Written exercise →
Would you transcribe the listing that follows, character for character, and omit its images?

Data extract →
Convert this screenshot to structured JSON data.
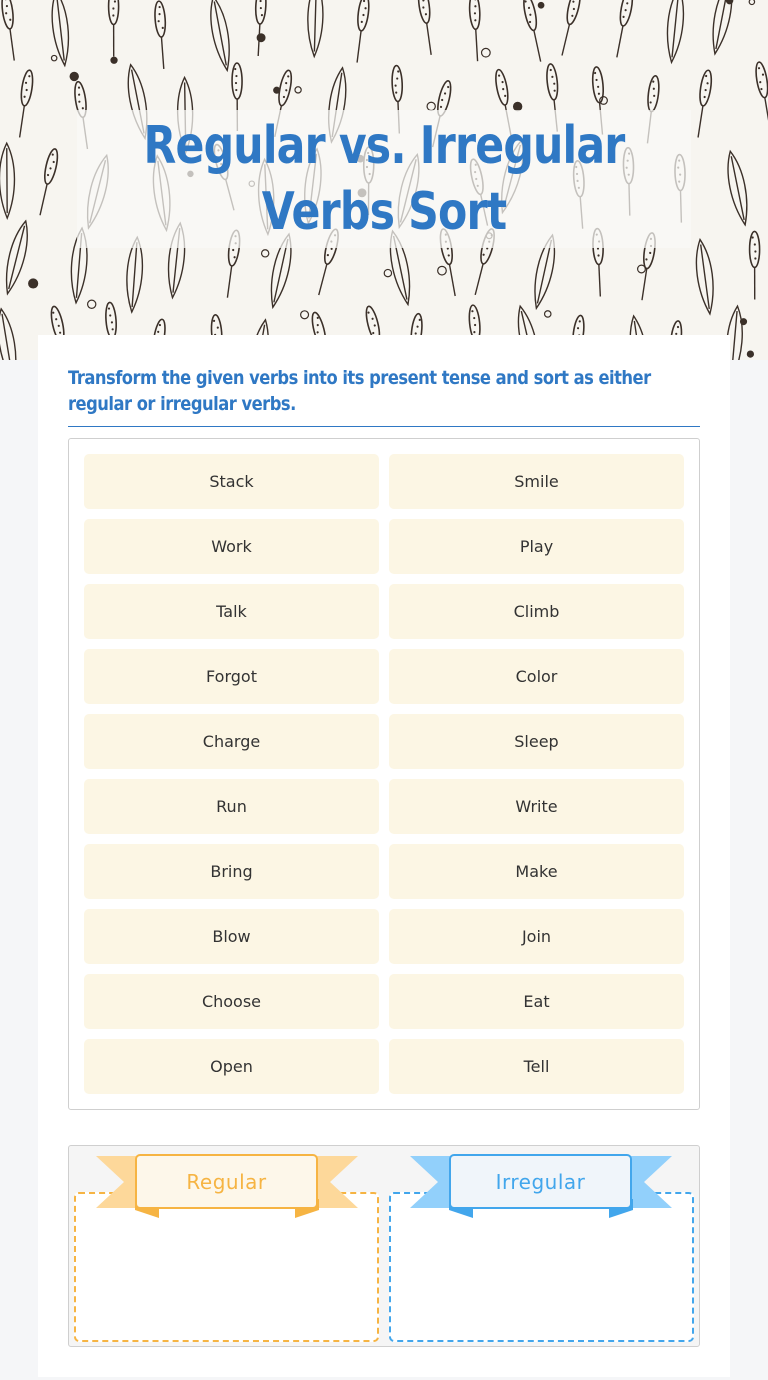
{
  "header": {
    "title": "Regular vs. Irregular Verbs Sort",
    "colors": {
      "title": "#2f78c4",
      "pattern_ink": "#3b3029",
      "pattern_bg": "#f7f5f0"
    }
  },
  "instructions": {
    "text": "Transform the given verbs into its present tense and sort as either regular or irregular verbs."
  },
  "verbs": [
    {
      "label": "Stack"
    },
    {
      "label": "Smile"
    },
    {
      "label": "Work"
    },
    {
      "label": "Play"
    },
    {
      "label": "Talk"
    },
    {
      "label": "Climb"
    },
    {
      "label": "Forgot"
    },
    {
      "label": "Color"
    },
    {
      "label": "Charge"
    },
    {
      "label": "Sleep"
    },
    {
      "label": "Run"
    },
    {
      "label": "Write"
    },
    {
      "label": "Bring"
    },
    {
      "label": "Make"
    },
    {
      "label": "Blow"
    },
    {
      "label": "Join"
    },
    {
      "label": "Choose"
    },
    {
      "label": "Eat"
    },
    {
      "label": "Open"
    },
    {
      "label": "Tell"
    }
  ],
  "bins": [
    {
      "label": "Regular",
      "color": "#f6b443",
      "ribbon_color": "#fdd89a"
    },
    {
      "label": "Irregular",
      "color": "#42a6ec",
      "ribbon_color": "#92d0fb"
    }
  ]
}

Output of the task →
Convert this screenshot to structured JSON data.
{
  "header": {
    "title": "Regular vs. Irregular Verbs Sort",
    "colors": {
      "title": "#2f78c4",
      "pattern_ink": "#3b3029",
      "pattern_bg": "#f7f5f0"
    }
  },
  "instructions": {
    "text": "Transform the given verbs into its present tense and sort as either regular or irregular verbs."
  },
  "verbs": [
    {
      "label": "Stack"
    },
    {
      "label": "Smile"
    },
    {
      "label": "Work"
    },
    {
      "label": "Play"
    },
    {
      "label": "Talk"
    },
    {
      "label": "Climb"
    },
    {
      "label": "Forgot"
    },
    {
      "label": "Color"
    },
    {
      "label": "Charge"
    },
    {
      "label": "Sleep"
    },
    {
      "label": "Run"
    },
    {
      "label": "Write"
    },
    {
      "label": "Bring"
    },
    {
      "label": "Make"
    },
    {
      "label": "Blow"
    },
    {
      "label": "Join"
    },
    {
      "label": "Choose"
    },
    {
      "label": "Eat"
    },
    {
      "label": "Open"
    },
    {
      "label": "Tell"
    }
  ],
  "bins": [
    {
      "label": "Regular",
      "color": "#f6b443",
      "ribbon_color": "#fdd89a"
    },
    {
      "label": "Irregular",
      "color": "#42a6ec",
      "ribbon_color": "#92d0fb"
    }
  ]
}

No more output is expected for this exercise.